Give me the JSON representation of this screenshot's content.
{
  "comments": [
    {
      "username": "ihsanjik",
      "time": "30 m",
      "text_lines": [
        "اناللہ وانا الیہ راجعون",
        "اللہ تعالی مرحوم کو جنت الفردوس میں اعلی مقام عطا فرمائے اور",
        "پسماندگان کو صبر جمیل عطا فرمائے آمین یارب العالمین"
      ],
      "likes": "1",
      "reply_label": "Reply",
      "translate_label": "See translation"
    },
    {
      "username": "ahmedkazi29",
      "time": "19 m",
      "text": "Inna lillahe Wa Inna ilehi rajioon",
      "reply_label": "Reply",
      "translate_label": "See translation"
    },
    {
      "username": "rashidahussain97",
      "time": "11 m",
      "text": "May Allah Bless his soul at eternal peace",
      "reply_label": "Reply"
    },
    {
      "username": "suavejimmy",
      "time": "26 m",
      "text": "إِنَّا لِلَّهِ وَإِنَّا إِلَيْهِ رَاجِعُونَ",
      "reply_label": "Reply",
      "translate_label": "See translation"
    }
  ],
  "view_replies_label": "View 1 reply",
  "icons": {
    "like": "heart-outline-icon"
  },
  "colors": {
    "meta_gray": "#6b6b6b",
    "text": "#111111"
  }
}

□ □ □

▶ _TASK STATEMENT_: Return every line of the material exactly.

▶ _ANSWER TO THE EXERCISE_:
Give me the JSON representation of this screenshot's content.
{
  "comments": [
    {
      "username": "ihsanjik",
      "time": "30 m",
      "text_lines": [
        "اناللہ وانا الیہ راجعون",
        "اللہ تعالی مرحوم کو جنت الفردوس میں اعلی مقام عطا فرمائے اور",
        "پسماندگان کو صبر جمیل عطا فرمائے آمین یارب العالمین"
      ],
      "likes": "1",
      "reply_label": "Reply",
      "translate_label": "See translation"
    },
    {
      "username": "ahmedkazi29",
      "time": "19 m",
      "text": "Inna lillahe Wa Inna ilehi rajioon",
      "reply_label": "Reply",
      "translate_label": "See translation"
    },
    {
      "username": "rashidahussain97",
      "time": "11 m",
      "text": "May Allah Bless his soul at eternal peace",
      "reply_label": "Reply"
    },
    {
      "username": "suavejimmy",
      "time": "26 m",
      "text": "إِنَّا لِلَّهِ وَإِنَّا إِلَيْهِ رَاجِعُونَ",
      "reply_label": "Reply",
      "translate_label": "See translation"
    }
  ],
  "view_replies_label": "View 1 reply",
  "icons": {
    "like": "heart-outline-icon"
  },
  "colors": {
    "meta_gray": "#6b6b6b",
    "text": "#111111"
  }
}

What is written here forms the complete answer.